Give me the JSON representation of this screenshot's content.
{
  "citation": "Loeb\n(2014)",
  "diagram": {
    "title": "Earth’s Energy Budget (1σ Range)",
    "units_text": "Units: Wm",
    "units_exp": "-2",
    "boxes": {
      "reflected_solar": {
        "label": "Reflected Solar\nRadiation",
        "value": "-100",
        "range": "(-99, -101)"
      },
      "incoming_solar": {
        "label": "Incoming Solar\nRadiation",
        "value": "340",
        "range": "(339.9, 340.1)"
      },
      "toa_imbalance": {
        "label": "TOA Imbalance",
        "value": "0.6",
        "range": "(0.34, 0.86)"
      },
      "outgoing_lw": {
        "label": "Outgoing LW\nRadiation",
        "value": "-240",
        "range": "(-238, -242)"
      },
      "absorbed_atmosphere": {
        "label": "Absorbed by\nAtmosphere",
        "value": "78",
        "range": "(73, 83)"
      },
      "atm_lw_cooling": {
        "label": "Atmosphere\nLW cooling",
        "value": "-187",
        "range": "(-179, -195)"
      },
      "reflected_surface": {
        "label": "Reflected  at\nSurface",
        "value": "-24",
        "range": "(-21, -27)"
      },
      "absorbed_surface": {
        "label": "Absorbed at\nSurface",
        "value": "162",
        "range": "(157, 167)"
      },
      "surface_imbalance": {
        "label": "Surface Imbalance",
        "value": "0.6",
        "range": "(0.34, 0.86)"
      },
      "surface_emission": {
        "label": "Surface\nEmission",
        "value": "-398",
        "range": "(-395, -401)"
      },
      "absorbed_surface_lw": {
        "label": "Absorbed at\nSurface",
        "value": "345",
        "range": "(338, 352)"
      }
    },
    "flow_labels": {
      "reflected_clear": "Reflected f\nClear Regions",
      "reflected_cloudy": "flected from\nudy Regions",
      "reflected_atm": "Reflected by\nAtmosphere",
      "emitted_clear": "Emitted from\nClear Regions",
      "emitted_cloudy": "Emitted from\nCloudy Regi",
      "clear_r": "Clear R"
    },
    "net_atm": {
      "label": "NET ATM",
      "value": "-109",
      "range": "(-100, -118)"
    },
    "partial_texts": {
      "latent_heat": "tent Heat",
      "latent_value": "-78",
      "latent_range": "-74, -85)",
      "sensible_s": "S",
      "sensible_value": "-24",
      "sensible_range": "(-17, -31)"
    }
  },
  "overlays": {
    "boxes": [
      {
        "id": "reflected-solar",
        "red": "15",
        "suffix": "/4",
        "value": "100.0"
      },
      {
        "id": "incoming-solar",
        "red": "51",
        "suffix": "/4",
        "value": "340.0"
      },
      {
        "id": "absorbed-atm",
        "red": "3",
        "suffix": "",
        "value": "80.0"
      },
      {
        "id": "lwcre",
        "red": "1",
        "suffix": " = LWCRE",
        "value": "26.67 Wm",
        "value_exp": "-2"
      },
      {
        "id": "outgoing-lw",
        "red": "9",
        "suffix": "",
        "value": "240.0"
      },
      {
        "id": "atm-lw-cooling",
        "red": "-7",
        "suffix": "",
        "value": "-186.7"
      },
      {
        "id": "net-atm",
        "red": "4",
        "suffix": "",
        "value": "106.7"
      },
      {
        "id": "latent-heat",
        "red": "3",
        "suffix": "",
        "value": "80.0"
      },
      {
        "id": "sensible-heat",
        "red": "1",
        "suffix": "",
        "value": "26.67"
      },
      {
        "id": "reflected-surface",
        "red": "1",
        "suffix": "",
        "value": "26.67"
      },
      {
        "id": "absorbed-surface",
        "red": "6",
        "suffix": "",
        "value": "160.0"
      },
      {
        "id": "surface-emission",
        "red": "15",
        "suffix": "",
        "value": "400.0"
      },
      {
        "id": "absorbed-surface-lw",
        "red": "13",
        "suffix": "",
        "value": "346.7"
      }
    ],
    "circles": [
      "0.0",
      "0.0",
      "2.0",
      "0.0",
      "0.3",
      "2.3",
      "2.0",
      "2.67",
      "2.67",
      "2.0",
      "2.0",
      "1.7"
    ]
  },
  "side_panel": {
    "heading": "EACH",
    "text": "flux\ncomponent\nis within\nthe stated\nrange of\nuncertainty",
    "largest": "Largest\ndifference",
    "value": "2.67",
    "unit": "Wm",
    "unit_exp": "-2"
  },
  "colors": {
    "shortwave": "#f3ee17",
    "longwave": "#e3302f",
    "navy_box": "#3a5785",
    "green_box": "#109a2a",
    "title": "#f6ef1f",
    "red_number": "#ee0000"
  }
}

**Brief:**
Search the data above for lines holding "nRadiation" and copy each of them.

**The solution:**
        "label": "Reflected Solar\nRadiation",
        "label": "Incoming Solar\nRadiation",
        "label": "Outgoing LW\nRadiation",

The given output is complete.